ESTÁ MUY bien eso del impeachment de Donald Trump y lo apoyo, pese a que muchos de sus contrarios, no todos, me caen como una patada en la barriga o en salva sea la parte. Me queda un poco lejos la movida de Ucrania que lo provoca, pero eso no tiene mayor importancia, ya que Trump es bastante impresentable en general, de fondo y formas. Para mis verdes ojos (verdes por ecologistas), bastaría con su cerril actitud ante el cambio climático o calentamiento global y ante la conservación de la naturaleza para merecer sobradamente la destitución, que creo que no otra cosa significa, prescindiendo de matices, impeachment. Pero yo no he cogido la pluma (bueno, el ordenador) para hablar del presidente americano, sino del español, que es mi especialidad. Punto y aparte, entonces, y a ello.

Y ello es que alucino. Es superalucinante que, para mantenerse en el puesto, un presidente de Gobierno de cualquier país (en este caso España) esté recabando en oficiales negociaciones (es decir, concesión va y concesión viene) el apoyo de un partido (en este caso ERC) que considera al país del susodicho presidente como enemigo, que promueve e intentó la secesión, que se salta a la torera la Constitución, que no reconoce al jefe del Estado, que tiene a su líder en la cárcel por graves delitos. Que suceda todo eso que está haciendo Sánchez, no creo que tenga precedentes en el mundo mundial, por lo menos en el mundo civilizado políticamente al que España debiera pertenecer. Superalucinante, decía, pero sobre todo bochornoso e intolerable. ¡Lo que hay que ver!

(Registros de datos)
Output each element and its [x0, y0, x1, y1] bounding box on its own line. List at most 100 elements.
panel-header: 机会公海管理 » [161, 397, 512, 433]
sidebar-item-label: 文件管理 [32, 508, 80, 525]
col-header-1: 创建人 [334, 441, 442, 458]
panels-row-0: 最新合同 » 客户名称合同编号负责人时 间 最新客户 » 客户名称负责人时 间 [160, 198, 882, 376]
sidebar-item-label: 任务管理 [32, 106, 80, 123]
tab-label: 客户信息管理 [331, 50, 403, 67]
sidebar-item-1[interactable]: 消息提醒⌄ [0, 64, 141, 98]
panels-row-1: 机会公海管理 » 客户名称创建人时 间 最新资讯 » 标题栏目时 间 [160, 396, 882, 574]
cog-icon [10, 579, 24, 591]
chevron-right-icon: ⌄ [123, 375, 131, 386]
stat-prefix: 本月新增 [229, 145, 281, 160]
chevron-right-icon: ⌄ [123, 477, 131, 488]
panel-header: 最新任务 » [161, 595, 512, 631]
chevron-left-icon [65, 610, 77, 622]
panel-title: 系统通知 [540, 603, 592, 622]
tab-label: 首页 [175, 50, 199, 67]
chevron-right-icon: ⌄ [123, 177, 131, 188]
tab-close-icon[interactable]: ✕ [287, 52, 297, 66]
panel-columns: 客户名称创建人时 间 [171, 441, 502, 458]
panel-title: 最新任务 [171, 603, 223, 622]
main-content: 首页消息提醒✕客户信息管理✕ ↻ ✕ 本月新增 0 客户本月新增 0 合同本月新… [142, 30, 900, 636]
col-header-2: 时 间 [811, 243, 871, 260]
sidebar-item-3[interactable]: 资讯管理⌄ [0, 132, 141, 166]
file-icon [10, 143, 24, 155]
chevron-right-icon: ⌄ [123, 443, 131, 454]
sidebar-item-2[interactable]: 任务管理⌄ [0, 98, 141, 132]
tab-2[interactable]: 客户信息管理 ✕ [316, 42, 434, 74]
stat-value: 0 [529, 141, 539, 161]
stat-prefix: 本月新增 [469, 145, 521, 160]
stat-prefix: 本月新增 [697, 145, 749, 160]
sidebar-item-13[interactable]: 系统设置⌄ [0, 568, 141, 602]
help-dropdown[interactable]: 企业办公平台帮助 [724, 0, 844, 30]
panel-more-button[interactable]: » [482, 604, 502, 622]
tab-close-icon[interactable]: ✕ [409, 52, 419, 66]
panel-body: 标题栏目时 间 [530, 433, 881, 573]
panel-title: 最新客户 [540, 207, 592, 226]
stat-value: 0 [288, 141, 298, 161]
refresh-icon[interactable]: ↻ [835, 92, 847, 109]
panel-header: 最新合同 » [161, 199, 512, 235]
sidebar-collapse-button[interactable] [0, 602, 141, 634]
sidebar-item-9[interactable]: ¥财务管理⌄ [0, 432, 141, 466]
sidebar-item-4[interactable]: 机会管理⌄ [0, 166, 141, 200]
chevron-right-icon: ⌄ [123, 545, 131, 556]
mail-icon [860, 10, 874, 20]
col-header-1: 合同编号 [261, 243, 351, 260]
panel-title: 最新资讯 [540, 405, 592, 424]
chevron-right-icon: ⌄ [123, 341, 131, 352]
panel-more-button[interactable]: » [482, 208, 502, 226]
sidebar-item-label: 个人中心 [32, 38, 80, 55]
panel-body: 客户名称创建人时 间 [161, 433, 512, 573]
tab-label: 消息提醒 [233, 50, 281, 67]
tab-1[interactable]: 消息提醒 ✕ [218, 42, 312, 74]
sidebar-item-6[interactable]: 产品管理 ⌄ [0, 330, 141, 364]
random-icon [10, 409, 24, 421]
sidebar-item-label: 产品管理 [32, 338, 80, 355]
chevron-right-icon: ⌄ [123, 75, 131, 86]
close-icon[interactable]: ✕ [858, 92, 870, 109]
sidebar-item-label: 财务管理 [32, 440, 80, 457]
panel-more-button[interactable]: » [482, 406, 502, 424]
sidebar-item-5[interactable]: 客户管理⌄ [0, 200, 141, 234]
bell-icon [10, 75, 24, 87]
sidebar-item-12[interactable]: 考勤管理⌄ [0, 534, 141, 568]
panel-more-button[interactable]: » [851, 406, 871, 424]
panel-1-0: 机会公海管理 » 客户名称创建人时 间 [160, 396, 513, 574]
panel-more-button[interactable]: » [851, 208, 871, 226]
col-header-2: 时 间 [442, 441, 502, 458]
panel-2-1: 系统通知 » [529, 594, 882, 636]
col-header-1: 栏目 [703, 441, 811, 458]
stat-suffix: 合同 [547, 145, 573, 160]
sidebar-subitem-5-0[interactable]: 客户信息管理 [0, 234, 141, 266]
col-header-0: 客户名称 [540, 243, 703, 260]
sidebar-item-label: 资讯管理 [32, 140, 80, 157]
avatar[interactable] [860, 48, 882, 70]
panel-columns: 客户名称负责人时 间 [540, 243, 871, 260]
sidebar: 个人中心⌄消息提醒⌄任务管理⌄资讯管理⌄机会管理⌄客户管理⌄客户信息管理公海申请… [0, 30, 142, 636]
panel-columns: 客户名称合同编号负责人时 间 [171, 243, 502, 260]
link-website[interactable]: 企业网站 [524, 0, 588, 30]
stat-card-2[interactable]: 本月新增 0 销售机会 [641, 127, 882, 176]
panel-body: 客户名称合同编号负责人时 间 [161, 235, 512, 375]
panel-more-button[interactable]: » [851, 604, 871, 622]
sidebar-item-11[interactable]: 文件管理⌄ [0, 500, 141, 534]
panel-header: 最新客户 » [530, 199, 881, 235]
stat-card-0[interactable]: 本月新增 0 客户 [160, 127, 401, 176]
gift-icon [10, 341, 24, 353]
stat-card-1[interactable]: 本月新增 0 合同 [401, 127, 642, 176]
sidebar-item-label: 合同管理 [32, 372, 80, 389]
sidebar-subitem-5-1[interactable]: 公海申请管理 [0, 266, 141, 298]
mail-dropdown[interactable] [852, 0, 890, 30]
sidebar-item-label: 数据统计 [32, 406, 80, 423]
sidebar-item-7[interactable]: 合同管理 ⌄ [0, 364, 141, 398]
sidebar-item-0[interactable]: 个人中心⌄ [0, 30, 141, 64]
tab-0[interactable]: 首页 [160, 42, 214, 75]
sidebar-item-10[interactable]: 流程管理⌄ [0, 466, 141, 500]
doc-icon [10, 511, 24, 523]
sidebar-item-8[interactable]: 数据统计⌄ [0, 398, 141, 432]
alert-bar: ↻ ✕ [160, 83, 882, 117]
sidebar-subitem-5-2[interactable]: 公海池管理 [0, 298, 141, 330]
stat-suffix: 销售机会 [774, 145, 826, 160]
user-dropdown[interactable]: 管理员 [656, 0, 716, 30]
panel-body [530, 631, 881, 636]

**Por hacer**
Reproduce íntegro el texto sobre Trump y Sánchez, sin alterar ninguna palabra ni signo.

**Resultado del ejercicio**
ESTÁ MUY bien eso del impeachment de Donald Trump y lo apoyo, pese a que muchos de sus contrarios, no todos, me caen como una patada en la barriga o en salva sea la parte. Me queda un poco lejos la movida de Ucrania que lo provoca, pero eso no tiene mayor importancia, ya que Trump es bastante impresentable en general, de fondo y formas. Para mis verdes ojos (verdes por ecologistas), bastaría con su cerril actitud ante el cambio climático o calentamiento global y ante la conservación de la naturaleza para merecer sobradamente la destitución, que creo que no otra cosa significa, prescindiendo de matices, impeachment. Pero yo no he cogido la pluma (bueno, el ordenador) para hablar del presidente americano, sino del español, que es mi especialidad. Punto y aparte, entonces, y a ello.

Y ello es que alucino. Es superalucinante que, para mantenerse en el puesto, un presidente de Gobierno de cualquier país (en este caso España) esté recabando en oficiales negociaciones (es decir, concesión va y concesión viene) el apoyo de un partido (en este caso ERC) que considera al país del susodicho presidente como enemigo, que promueve e intentó la secesión, que se salta a la torera la Constitución, que no reconoce al jefe del Estado, que tiene a su líder en la cárcel por graves delitos. Que suceda todo eso que está haciendo Sánchez, no creo que tenga precedentes en el mundo mundial, por lo menos en el mundo civilizado políticamente al que España debiera pertenecer. Superalucinante, decía, pero sobre todo bochornoso e intolerable. ¡Lo que hay que ver!